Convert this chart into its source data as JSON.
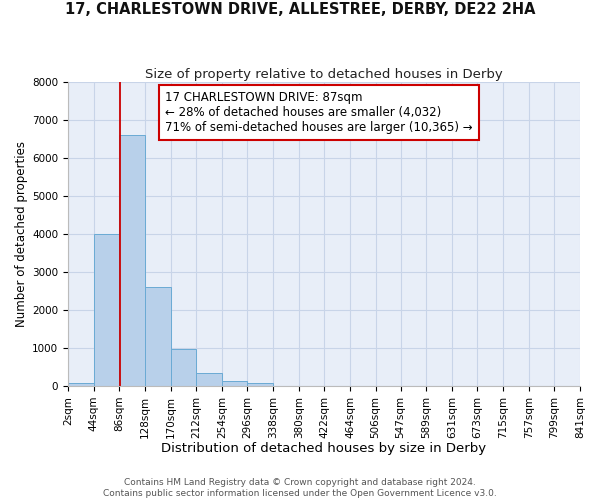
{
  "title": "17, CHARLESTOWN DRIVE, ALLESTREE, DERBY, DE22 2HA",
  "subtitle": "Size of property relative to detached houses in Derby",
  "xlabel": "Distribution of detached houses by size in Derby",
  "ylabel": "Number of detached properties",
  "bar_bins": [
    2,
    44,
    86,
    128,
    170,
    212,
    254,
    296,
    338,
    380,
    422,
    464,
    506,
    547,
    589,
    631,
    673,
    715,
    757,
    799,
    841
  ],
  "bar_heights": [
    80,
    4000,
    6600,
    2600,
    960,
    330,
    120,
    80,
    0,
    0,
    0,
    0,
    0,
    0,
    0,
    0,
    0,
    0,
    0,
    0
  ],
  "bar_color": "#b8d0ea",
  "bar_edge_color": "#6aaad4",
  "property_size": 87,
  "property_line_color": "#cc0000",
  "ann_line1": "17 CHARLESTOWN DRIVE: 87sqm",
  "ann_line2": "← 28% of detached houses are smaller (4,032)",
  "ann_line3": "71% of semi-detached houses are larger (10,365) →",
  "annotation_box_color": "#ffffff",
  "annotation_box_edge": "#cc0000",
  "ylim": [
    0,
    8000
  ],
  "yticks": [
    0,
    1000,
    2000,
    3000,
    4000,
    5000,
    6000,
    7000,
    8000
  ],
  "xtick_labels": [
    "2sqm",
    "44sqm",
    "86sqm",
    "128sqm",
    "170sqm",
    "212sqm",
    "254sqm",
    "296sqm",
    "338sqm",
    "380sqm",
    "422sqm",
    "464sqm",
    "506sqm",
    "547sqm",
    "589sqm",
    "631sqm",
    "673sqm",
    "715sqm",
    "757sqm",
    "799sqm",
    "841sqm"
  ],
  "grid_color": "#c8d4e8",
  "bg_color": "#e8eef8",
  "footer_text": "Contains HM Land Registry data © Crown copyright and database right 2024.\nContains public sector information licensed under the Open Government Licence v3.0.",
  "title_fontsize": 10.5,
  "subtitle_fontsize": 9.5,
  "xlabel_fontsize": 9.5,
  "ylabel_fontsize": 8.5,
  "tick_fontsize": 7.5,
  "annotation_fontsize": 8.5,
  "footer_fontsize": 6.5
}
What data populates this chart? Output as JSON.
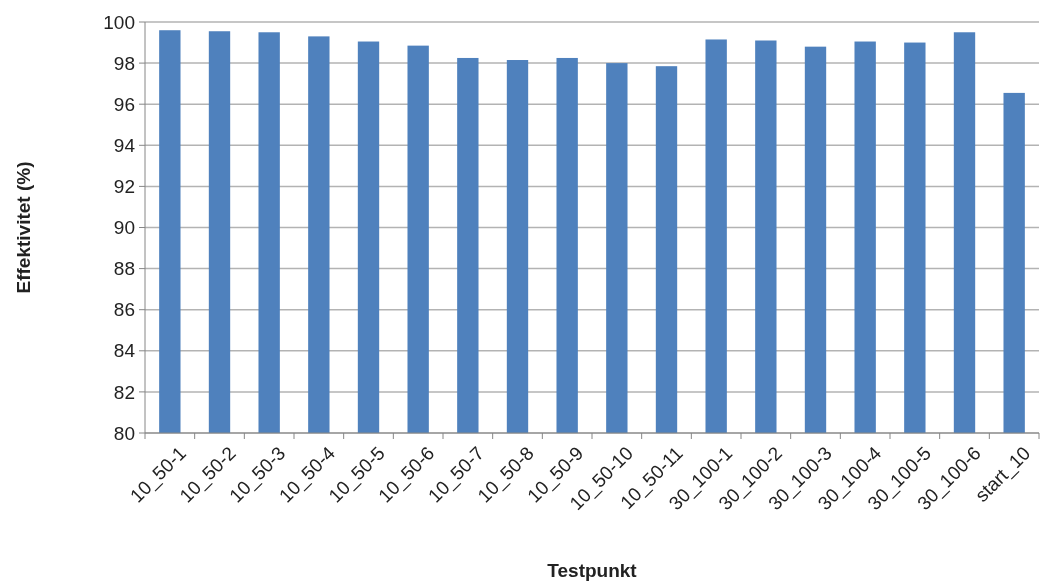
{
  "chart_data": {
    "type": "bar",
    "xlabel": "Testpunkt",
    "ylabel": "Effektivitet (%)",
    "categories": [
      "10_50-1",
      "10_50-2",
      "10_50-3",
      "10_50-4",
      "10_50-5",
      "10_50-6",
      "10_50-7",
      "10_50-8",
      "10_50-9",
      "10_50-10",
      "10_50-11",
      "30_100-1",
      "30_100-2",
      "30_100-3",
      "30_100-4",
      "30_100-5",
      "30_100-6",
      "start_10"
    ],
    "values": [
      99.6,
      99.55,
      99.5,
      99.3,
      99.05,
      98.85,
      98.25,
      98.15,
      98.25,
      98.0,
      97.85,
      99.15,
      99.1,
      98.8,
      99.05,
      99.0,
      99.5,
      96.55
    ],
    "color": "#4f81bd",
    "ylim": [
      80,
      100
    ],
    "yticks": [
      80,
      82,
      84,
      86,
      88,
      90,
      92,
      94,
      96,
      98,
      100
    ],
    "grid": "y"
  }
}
···
» PROBLEM TO WORK ON
Generate a word-for-word copy of the preceding records, excluding all pictures.

» EXERCISE OUTPUT
Convert this chart into its source data as JSON.
{
  "title": "17, CHARLESTOWN DRIVE, ALLESTREE, DERBY, DE22 2HA",
  "subtitle": "Size of property relative to detached houses in Derby",
  "xlabel": "Distribution of detached houses by size in Derby",
  "ylabel": "Number of detached properties",
  "bar_bins": [
    2,
    44,
    86,
    128,
    170,
    212,
    254,
    296,
    338,
    380,
    422,
    464,
    506,
    547,
    589,
    631,
    673,
    715,
    757,
    799,
    841
  ],
  "bar_heights": [
    80,
    4000,
    6600,
    2600,
    960,
    330,
    120,
    80,
    0,
    0,
    0,
    0,
    0,
    0,
    0,
    0,
    0,
    0,
    0,
    0
  ],
  "bar_color": "#b8d0ea",
  "bar_edge_color": "#6aaad4",
  "property_size": 87,
  "property_line_color": "#cc0000",
  "ann_line1": "17 CHARLESTOWN DRIVE: 87sqm",
  "ann_line2": "← 28% of detached houses are smaller (4,032)",
  "ann_line3": "71% of semi-detached houses are larger (10,365) →",
  "annotation_box_color": "#ffffff",
  "annotation_box_edge": "#cc0000",
  "ylim": [
    0,
    8000
  ],
  "yticks": [
    0,
    1000,
    2000,
    3000,
    4000,
    5000,
    6000,
    7000,
    8000
  ],
  "xtick_labels": [
    "2sqm",
    "44sqm",
    "86sqm",
    "128sqm",
    "170sqm",
    "212sqm",
    "254sqm",
    "296sqm",
    "338sqm",
    "380sqm",
    "422sqm",
    "464sqm",
    "506sqm",
    "547sqm",
    "589sqm",
    "631sqm",
    "673sqm",
    "715sqm",
    "757sqm",
    "799sqm",
    "841sqm"
  ],
  "grid_color": "#c8d4e8",
  "bg_color": "#e8eef8",
  "footer_text": "Contains HM Land Registry data © Crown copyright and database right 2024.\nContains public sector information licensed under the Open Government Licence v3.0.",
  "title_fontsize": 10.5,
  "subtitle_fontsize": 9.5,
  "xlabel_fontsize": 9.5,
  "ylabel_fontsize": 8.5,
  "tick_fontsize": 7.5,
  "annotation_fontsize": 8.5,
  "footer_fontsize": 6.5
}
What data populates this chart? Output as JSON.
{
  "chart_data": {
    "type": "bar",
    "xlabel": "Testpunkt",
    "ylabel": "Effektivitet (%)",
    "categories": [
      "10_50-1",
      "10_50-2",
      "10_50-3",
      "10_50-4",
      "10_50-5",
      "10_50-6",
      "10_50-7",
      "10_50-8",
      "10_50-9",
      "10_50-10",
      "10_50-11",
      "30_100-1",
      "30_100-2",
      "30_100-3",
      "30_100-4",
      "30_100-5",
      "30_100-6",
      "start_10"
    ],
    "values": [
      99.6,
      99.55,
      99.5,
      99.3,
      99.05,
      98.85,
      98.25,
      98.15,
      98.25,
      98.0,
      97.85,
      99.15,
      99.1,
      98.8,
      99.05,
      99.0,
      99.5,
      96.55
    ],
    "color": "#4f81bd",
    "ylim": [
      80,
      100
    ],
    "yticks": [
      80,
      82,
      84,
      86,
      88,
      90,
      92,
      94,
      96,
      98,
      100
    ],
    "grid": "y"
  }
}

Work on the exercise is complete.